__Exercise prompt__.
Repeat the material exactly as it appears.
------------------------------------
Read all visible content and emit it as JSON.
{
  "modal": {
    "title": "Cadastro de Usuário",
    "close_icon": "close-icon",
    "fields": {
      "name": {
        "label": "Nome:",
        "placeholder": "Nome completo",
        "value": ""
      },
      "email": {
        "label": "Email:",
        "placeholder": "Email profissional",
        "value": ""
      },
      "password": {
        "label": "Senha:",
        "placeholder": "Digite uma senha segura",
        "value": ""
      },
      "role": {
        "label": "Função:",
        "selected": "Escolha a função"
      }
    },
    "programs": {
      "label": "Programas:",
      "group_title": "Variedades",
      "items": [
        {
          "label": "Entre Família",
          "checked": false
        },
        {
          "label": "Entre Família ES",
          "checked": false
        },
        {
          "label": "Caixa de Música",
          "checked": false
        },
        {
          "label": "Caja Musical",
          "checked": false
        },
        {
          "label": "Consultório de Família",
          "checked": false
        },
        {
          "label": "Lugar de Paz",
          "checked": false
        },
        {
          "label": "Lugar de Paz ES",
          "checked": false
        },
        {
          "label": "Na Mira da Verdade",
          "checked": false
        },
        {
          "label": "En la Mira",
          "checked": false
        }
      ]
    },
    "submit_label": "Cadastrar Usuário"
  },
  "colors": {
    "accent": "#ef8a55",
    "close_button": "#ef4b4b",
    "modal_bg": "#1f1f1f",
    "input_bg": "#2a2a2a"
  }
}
------------------------------------
__Solution to the exercise__.
Read all visible content and emit it as JSON.
{
  "modal": {
    "title": "Cadastro de Usuário",
    "close_icon": "close-icon",
    "fields": {
      "name": {
        "label": "Nome:",
        "placeholder": "Nome completo",
        "value": ""
      },
      "email": {
        "label": "Email:",
        "placeholder": "Email profissional",
        "value": ""
      },
      "password": {
        "label": "Senha:",
        "placeholder": "Digite uma senha segura",
        "value": ""
      },
      "role": {
        "label": "Função:",
        "selected": "Escolha a função"
      }
    },
    "programs": {
      "label": "Programas:",
      "group_title": "Variedades",
      "items": [
        {
          "label": "Entre Família",
          "checked": false
        },
        {
          "label": "Entre Família ES",
          "checked": false
        },
        {
          "label": "Caixa de Música",
          "checked": false
        },
        {
          "label": "Caja Musical",
          "checked": false
        },
        {
          "label": "Consultório de Família",
          "checked": false
        },
        {
          "label": "Lugar de Paz",
          "checked": false
        },
        {
          "label": "Lugar de Paz ES",
          "checked": false
        },
        {
          "label": "Na Mira da Verdade",
          "checked": false
        },
        {
          "label": "En la Mira",
          "checked": false
        }
      ]
    },
    "submit_label": "Cadastrar Usuário"
  },
  "colors": {
    "accent": "#ef8a55",
    "close_button": "#ef4b4b",
    "modal_bg": "#1f1f1f",
    "input_bg": "#2a2a2a"
  }
}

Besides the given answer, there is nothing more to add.